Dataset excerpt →
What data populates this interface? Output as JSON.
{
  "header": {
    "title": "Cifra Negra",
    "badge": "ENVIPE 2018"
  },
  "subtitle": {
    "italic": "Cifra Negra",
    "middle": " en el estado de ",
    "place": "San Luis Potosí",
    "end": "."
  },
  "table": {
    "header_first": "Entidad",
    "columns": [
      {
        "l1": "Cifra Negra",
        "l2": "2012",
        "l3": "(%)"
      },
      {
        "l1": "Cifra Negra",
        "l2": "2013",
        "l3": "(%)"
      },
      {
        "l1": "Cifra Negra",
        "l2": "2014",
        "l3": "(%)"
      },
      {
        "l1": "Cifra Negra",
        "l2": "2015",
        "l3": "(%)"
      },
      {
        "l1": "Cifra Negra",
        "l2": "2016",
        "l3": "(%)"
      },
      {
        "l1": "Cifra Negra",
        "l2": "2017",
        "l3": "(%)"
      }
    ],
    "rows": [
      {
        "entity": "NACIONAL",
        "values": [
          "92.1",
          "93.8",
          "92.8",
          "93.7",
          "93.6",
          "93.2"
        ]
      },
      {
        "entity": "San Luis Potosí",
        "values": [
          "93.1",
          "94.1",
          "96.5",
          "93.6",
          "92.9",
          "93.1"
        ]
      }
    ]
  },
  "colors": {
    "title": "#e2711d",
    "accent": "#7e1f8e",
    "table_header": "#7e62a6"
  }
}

Aim →
Print every entry exactly as it appears.

Exercise answer →
What data populates this interface? Output as JSON.
{
  "header": {
    "title": "Cifra Negra",
    "badge": "ENVIPE 2018"
  },
  "subtitle": {
    "italic": "Cifra Negra",
    "middle": " en el estado de ",
    "place": "San Luis Potosí",
    "end": "."
  },
  "table": {
    "header_first": "Entidad",
    "columns": [
      {
        "l1": "Cifra Negra",
        "l2": "2012",
        "l3": "(%)"
      },
      {
        "l1": "Cifra Negra",
        "l2": "2013",
        "l3": "(%)"
      },
      {
        "l1": "Cifra Negra",
        "l2": "2014",
        "l3": "(%)"
      },
      {
        "l1": "Cifra Negra",
        "l2": "2015",
        "l3": "(%)"
      },
      {
        "l1": "Cifra Negra",
        "l2": "2016",
        "l3": "(%)"
      },
      {
        "l1": "Cifra Negra",
        "l2": "2017",
        "l3": "(%)"
      }
    ],
    "rows": [
      {
        "entity": "NACIONAL",
        "values": [
          "92.1",
          "93.8",
          "92.8",
          "93.7",
          "93.6",
          "93.2"
        ]
      },
      {
        "entity": "San Luis Potosí",
        "values": [
          "93.1",
          "94.1",
          "96.5",
          "93.6",
          "92.9",
          "93.1"
        ]
      }
    ]
  },
  "colors": {
    "title": "#e2711d",
    "accent": "#7e1f8e",
    "table_header": "#7e62a6"
  }
}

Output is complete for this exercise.